EXERCISE AIM » Output only the count of lines that contain "Regional".

[Dataset items]
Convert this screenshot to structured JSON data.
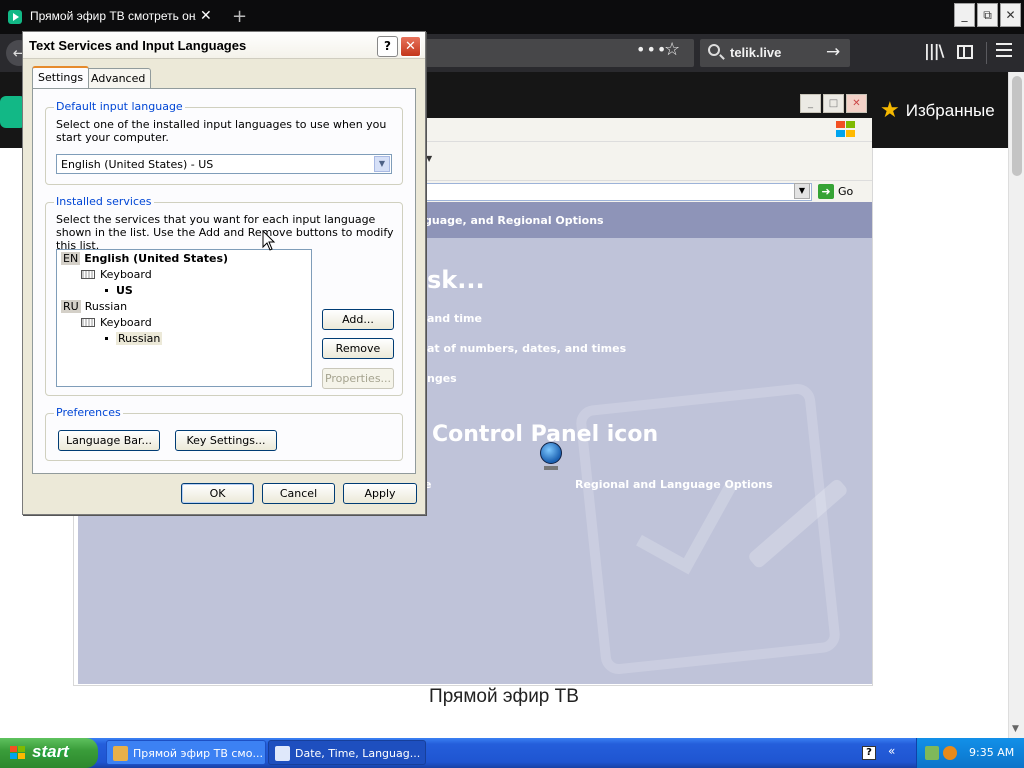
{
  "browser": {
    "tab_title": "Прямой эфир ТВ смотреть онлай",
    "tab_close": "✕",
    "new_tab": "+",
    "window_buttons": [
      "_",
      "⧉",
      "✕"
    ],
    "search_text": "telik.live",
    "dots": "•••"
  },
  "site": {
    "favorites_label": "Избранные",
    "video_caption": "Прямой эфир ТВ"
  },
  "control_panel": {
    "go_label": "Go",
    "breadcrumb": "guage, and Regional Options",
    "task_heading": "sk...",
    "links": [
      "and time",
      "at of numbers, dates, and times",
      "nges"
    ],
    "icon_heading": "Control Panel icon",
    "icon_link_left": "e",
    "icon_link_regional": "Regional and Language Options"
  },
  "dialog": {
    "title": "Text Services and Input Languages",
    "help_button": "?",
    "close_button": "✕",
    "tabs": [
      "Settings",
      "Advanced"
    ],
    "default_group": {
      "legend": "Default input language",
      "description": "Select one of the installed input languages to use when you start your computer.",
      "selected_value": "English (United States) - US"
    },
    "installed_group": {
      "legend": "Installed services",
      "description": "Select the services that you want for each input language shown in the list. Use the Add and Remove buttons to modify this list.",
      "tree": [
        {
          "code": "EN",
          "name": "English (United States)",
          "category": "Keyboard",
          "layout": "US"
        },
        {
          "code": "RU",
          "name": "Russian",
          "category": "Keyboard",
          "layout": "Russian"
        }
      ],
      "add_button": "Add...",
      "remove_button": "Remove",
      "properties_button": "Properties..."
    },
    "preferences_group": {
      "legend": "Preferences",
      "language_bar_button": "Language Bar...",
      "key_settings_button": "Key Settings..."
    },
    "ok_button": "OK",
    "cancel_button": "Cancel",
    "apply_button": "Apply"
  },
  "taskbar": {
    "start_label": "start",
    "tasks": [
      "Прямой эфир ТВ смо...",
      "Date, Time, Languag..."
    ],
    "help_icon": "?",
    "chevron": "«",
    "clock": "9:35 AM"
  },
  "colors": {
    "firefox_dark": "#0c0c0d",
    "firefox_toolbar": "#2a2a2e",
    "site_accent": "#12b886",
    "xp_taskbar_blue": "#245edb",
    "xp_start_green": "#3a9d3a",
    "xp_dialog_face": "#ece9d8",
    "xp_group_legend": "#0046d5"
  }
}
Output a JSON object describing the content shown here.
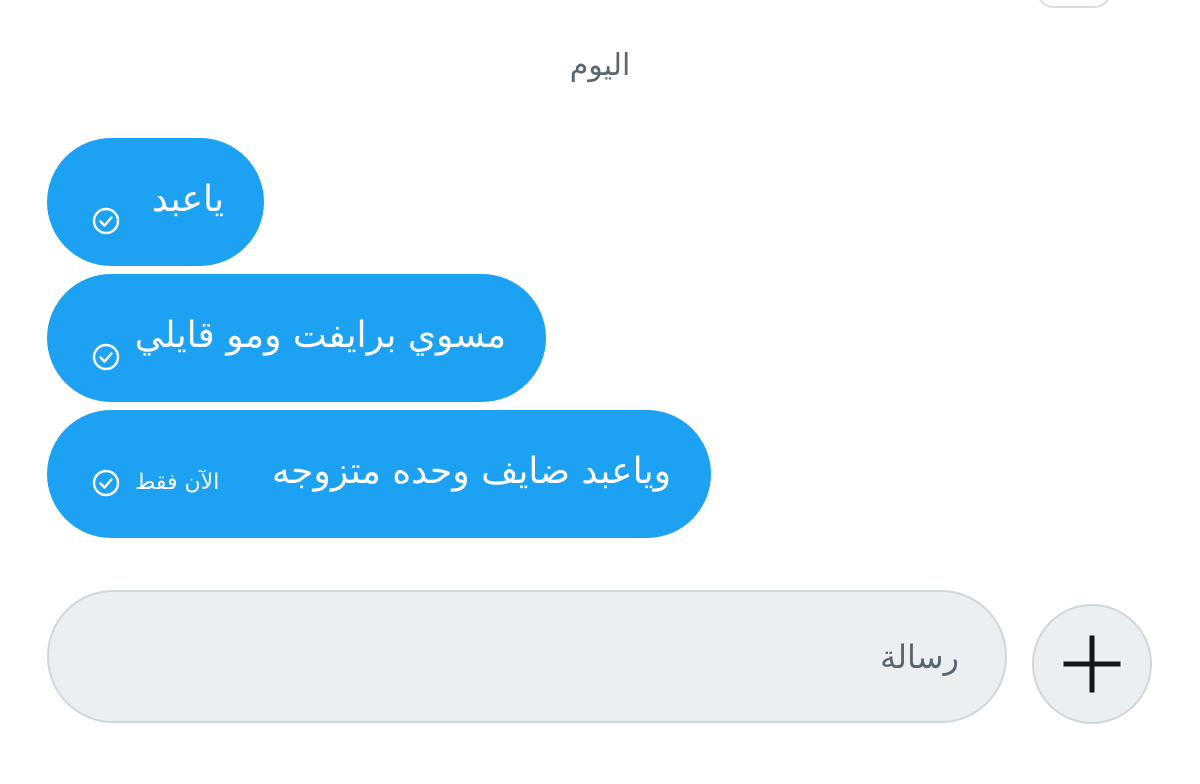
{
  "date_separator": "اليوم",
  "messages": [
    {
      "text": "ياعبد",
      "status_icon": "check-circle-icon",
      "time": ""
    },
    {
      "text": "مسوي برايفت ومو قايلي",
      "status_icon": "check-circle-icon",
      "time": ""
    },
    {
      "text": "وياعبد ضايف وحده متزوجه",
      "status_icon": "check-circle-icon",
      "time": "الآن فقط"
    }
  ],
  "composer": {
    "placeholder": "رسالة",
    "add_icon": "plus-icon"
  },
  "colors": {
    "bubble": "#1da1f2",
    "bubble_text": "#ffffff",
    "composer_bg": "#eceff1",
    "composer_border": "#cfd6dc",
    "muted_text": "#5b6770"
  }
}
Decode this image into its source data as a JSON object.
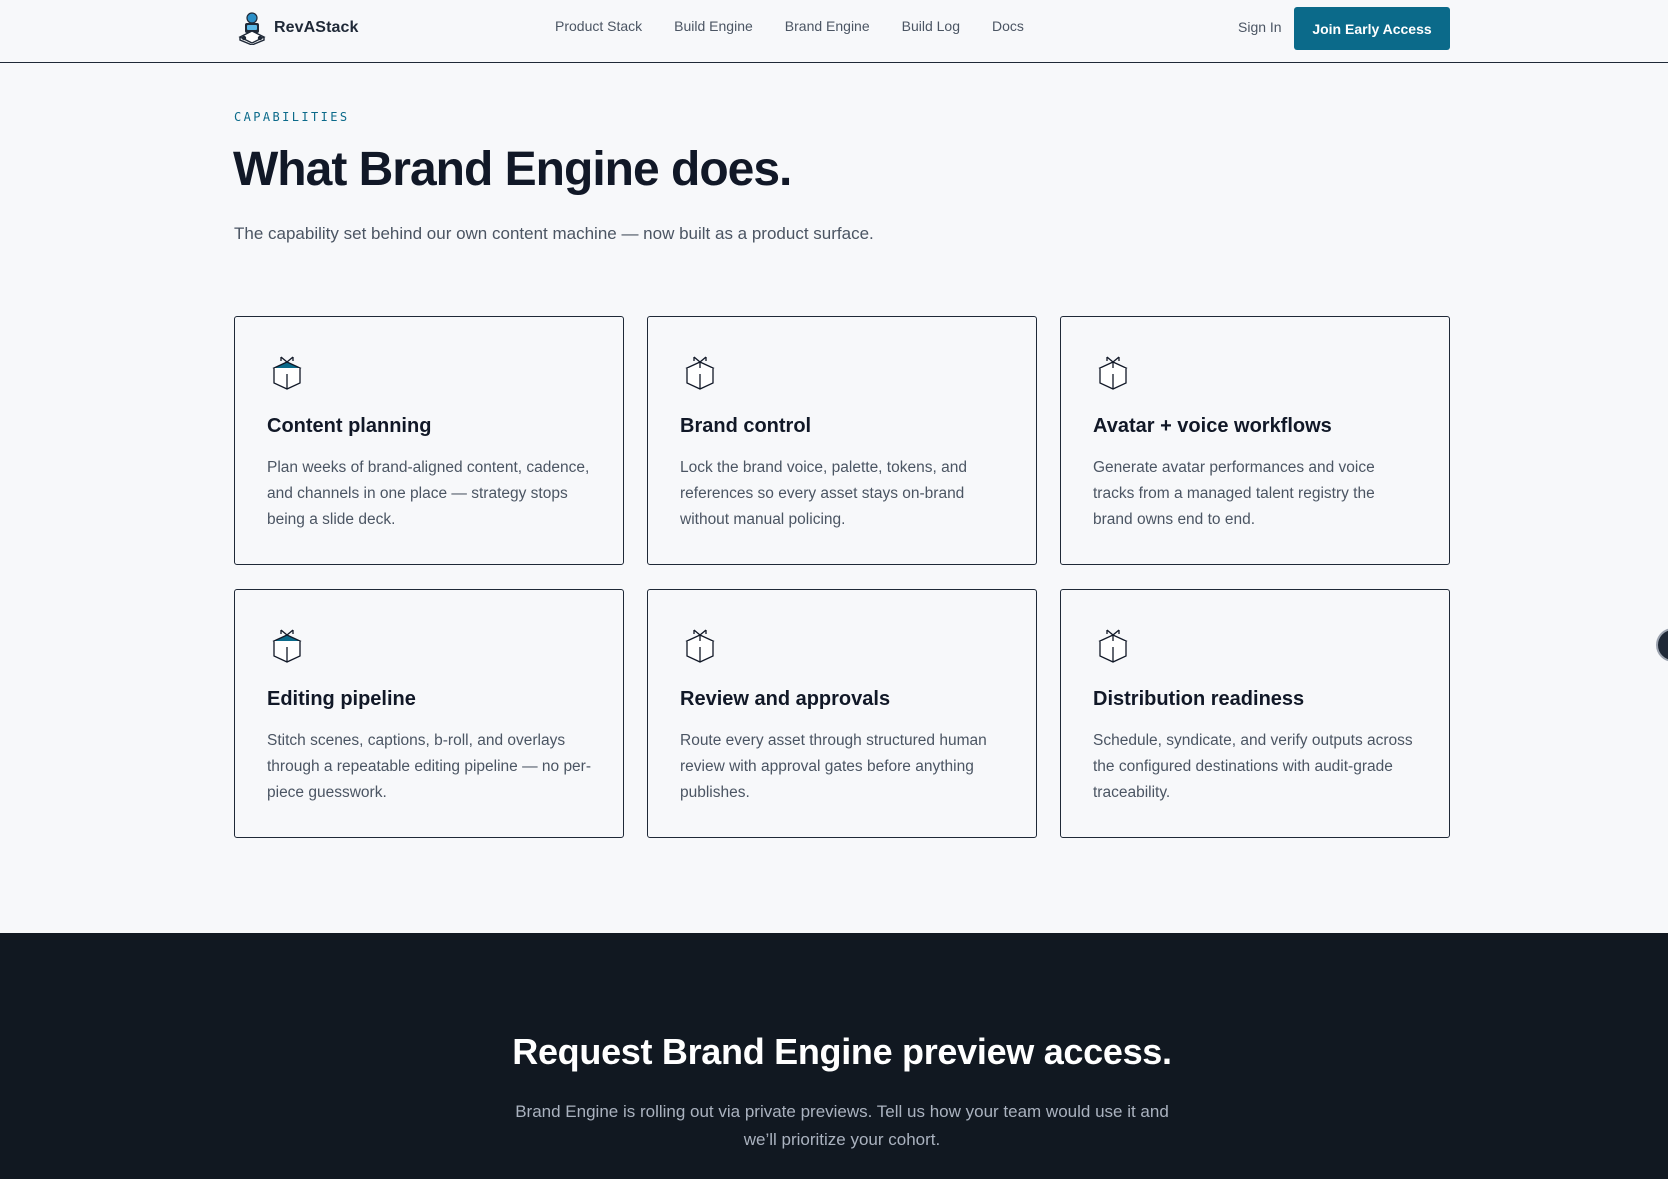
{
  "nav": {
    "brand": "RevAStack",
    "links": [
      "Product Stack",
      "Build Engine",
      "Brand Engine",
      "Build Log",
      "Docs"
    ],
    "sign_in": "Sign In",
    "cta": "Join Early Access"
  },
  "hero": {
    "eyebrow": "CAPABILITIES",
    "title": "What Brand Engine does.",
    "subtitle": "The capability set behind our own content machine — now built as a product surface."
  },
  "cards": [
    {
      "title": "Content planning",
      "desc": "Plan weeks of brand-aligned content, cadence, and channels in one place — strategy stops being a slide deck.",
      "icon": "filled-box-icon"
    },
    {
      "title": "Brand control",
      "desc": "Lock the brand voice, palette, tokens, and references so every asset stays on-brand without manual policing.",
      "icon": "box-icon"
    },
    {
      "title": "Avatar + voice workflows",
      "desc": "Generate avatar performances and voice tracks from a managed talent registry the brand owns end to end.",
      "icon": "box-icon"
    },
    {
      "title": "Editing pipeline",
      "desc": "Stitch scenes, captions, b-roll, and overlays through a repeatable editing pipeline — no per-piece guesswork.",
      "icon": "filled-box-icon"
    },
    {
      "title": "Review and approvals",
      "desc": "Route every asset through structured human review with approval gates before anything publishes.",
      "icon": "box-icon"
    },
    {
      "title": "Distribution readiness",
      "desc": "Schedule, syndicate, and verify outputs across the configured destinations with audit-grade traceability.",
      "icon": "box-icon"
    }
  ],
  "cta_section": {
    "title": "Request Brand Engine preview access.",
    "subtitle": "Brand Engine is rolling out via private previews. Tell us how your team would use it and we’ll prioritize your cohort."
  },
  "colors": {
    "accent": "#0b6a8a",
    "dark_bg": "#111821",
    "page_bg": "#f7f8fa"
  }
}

SOLVED EXERCISE » 2